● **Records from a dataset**
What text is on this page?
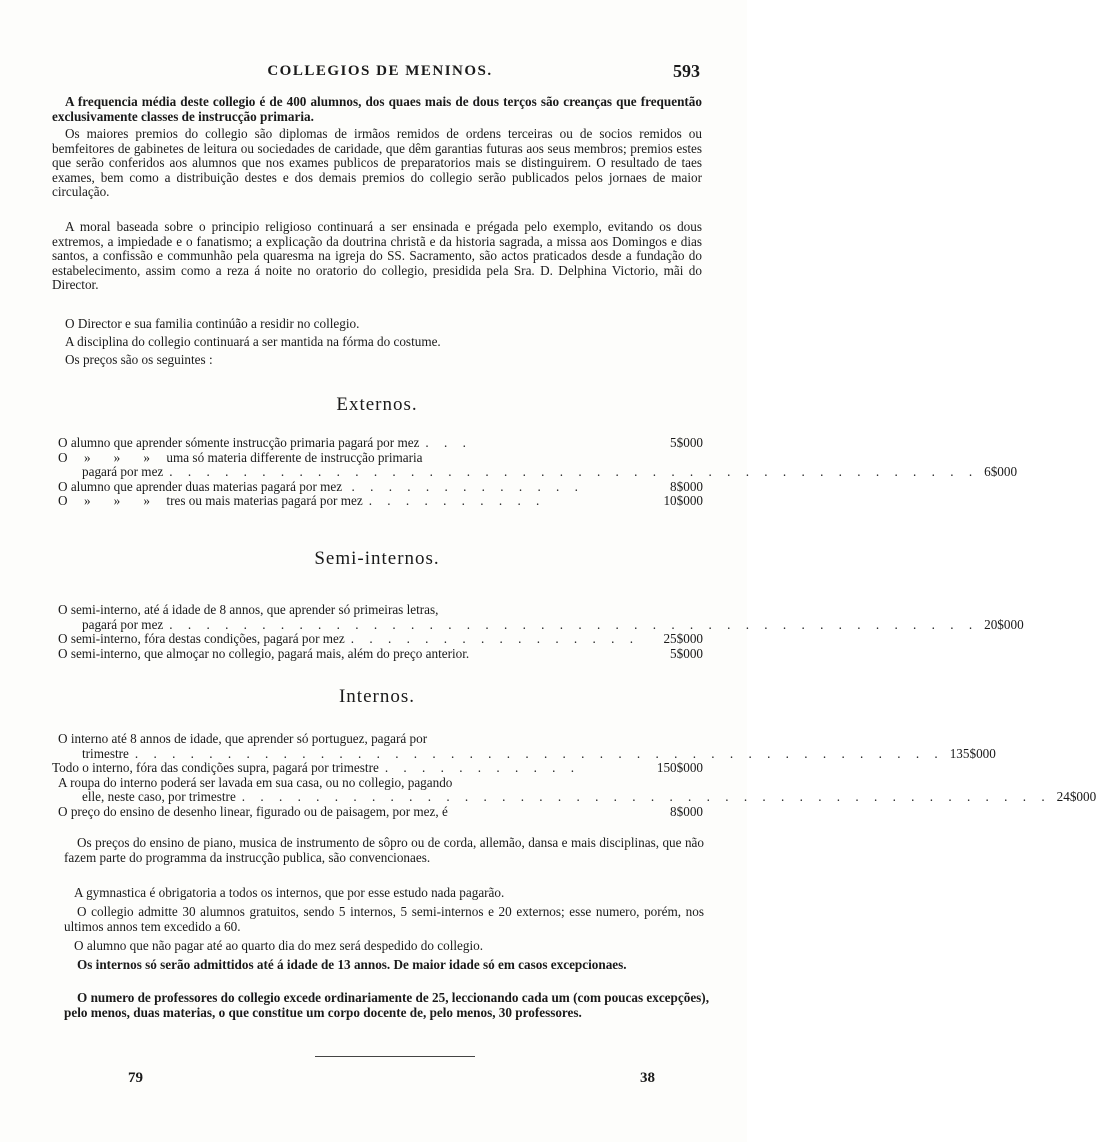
COLLEGIOS DE MENINOS.	593
A frequencia média deste collegio é de 400 alumnos, dos quaes mais de dous terços são creanças que frequentão exclusivamente classes de instrucção primaria.
Os maiores premios do collegio são diplomas de irmãos remidos de ordens terceiras ou de socios remidos ou bemfeitores de gabinetes de leitura ou sociedades de caridade, que dêm garantias futuras aos seus membros; premios estes que serão conferidos aos alumnos que nos exames publicos de preparatorios mais se distinguirem. O resultado de taes exames, bem como a distribuição destes e dos demais premios do collegio serão publicados pelos jornaes de maior circulação.
A moral baseada sobre o principio religioso continuará a ser ensinada e prégada pelo exemplo, evitando os dous extremos, a impiedade e o fanatismo; a explicação da doutrina christã e da historia sagrada, a missa aos Domingos e dias santos, a confissão e communhão pela quaresma na igreja do SS. Sacramento, são actos praticados desde a fundação do estabelecimento, assim como a reza á noite no oratorio do collegio, presidida pela Sra. D. Delphina Victorio, mãi do Director.
O Director e sua familia continúão a residir no collegio.
A disciplina do collegio continuará a ser mantida na fórma do costume.
Os preços são os seguintes :
Externos.
O alumno que aprender sómente instrucção primaria pagará por mez . . .	5$000
O     »       »       »     uma só materia differente de instrucção primaria
pagará por mez . . . . . . . . . . . . . . . . . . . . . . . . . . . . . . . . . . . . . . . . . . . . 6$000
O alumno que aprender duas materias pagará por mez . . . . . . . . . . . . .	8$000
O     »       »       »     tres ou mais materias pagará por mez . . . . . . . . . .	10$000
Semi-internos.
O semi-interno, até á idade de 8 annos, que aprender só primeiras letras,
pagará por mez . . . . . . . . . . . . . . . . . . . . . . . . . . . . . . . . . . . . . . . . . . . . 20$000
O semi-interno, fóra destas condições, pagará por mez . . . . . . . . . . . . . . . .	25$000
O semi-interno, que almoçar no collegio, pagará mais, além do preço anterior.	5$000
Internos.
O interno até 8 annos de idade, que aprender só portuguez, pagará por
trimestre . . . . . . . . . . . . . . . . . . . . . . . . . . . . . . . . . . . . . . . . . . . . 135$000
Todo o interno, fóra das condições supra, pagará por trimestre . . . . . . . . . . .	150$000
A roupa do interno poderá ser lavada em sua casa, ou no collegio, pagando
elle, neste caso, por trimestre . . . . . . . . . . . . . . . . . . . . . . . . . . . . . . . . . . . . . . . . . . . . 24$000
O preço do ensino de desenho linear, figurado ou de paisagem, por mez, é	8$000
Os preços do ensino de piano, musica de instrumento de sôpro ou de corda, allemão, dansa e mais disciplinas, que não fazem parte do programma da instrucção publica, são convencionaes.
A gymnastica é obrigatoria a todos os internos, que por esse estudo nada pagarão.
O collegio admitte 30 alumnos gratuitos, sendo 5 internos, 5 semi-internos e 20 externos; esse numero, porém, nos ultimos annos tem excedido a 60.
O alumno que não pagar até ao quarto dia do mez será despedido do collegio.
Os internos só serão admittidos até á idade de 13 annos. De maior idade só em casos excepcionaes.
O numero de professores do collegio excede ordinariamente de 25, leccionando cada um (com poucas excepções), pelo menos, duas materias, o que constitue um corpo docente de, pelo menos, 30 professores.
79	38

● **Stated problem**
Without including any picture, retype the entries exactly.

● **Correct output**
What text is on this page?
COLLEGIOS DE MENINOS.	593
A frequencia média deste collegio é de 400 alumnos, dos quaes mais de dous terços são creanças que frequentão exclusivamente classes de instrucção primaria.
Os maiores premios do collegio são diplomas de irmãos remidos de ordens terceiras ou de socios remidos ou bemfeitores de gabinetes de leitura ou sociedades de caridade, que dêm garantias futuras aos seus membros; premios estes que serão conferidos aos alumnos que nos exames publicos de preparatorios mais se distinguirem. O resultado de taes exames, bem como a distribuição destes e dos demais premios do collegio serão publicados pelos jornaes de maior circulação.
A moral baseada sobre o principio religioso continuará a ser ensinada e prégada pelo exemplo, evitando os dous extremos, a impiedade e o fanatismo; a explicação da doutrina christã e da historia sagrada, a missa aos Domingos e dias santos, a confissão e communhão pela quaresma na igreja do SS. Sacramento, são actos praticados desde a fundação do estabelecimento, assim como a reza á noite no oratorio do collegio, presidida pela Sra. D. Delphina Victorio, mãi do Director.
O Director e sua familia continúão a residir no collegio.
A disciplina do collegio continuará a ser mantida na fórma do costume.
Os preços são os seguintes :
Externos.
O alumno que aprender sómente instrucção primaria pagará por mez . . .	5$000
O     »       »       »     uma só materia differente de instrucção primaria
pagará por mez . . . . . . . . . . . . . . . . . . . . . . . . . . . . . . . . . . . . . . . . . . . . 6$000
O alumno que aprender duas materias pagará por mez . . . . . . . . . . . . .	8$000
O     »       »       »     tres ou mais materias pagará por mez . . . . . . . . . .	10$000
Semi-internos.
O semi-interno, até á idade de 8 annos, que aprender só primeiras letras,
pagará por mez . . . . . . . . . . . . . . . . . . . . . . . . . . . . . . . . . . . . . . . . . . . . 20$000
O semi-interno, fóra destas condições, pagará por mez . . . . . . . . . . . . . . . .	25$000
O semi-interno, que almoçar no collegio, pagará mais, além do preço anterior.	5$000
Internos.
O interno até 8 annos de idade, que aprender só portuguez, pagará por
trimestre . . . . . . . . . . . . . . . . . . . . . . . . . . . . . . . . . . . . . . . . . . . . 135$000
Todo o interno, fóra das condições supra, pagará por trimestre . . . . . . . . . . .	150$000
A roupa do interno poderá ser lavada em sua casa, ou no collegio, pagando
elle, neste caso, por trimestre . . . . . . . . . . . . . . . . . . . . . . . . . . . . . . . . . . . . . . . . . . . . 24$000
O preço do ensino de desenho linear, figurado ou de paisagem, por mez, é	8$000
Os preços do ensino de piano, musica de instrumento de sôpro ou de corda, allemão, dansa e mais disciplinas, que não fazem parte do programma da instrucção publica, são convencionaes.
A gymnastica é obrigatoria a todos os internos, que por esse estudo nada pagarão.
O collegio admitte 30 alumnos gratuitos, sendo 5 internos, 5 semi-internos e 20 externos; esse numero, porém, nos ultimos annos tem excedido a 60.
O alumno que não pagar até ao quarto dia do mez será despedido do collegio.
Os internos só serão admittidos até á idade de 13 annos. De maior idade só em casos excepcionaes.
O numero de professores do collegio excede ordinariamente de 25, leccionando cada um (com poucas excepções), pelo menos, duas materias, o que constitue um corpo docente de, pelo menos, 30 professores.
79	38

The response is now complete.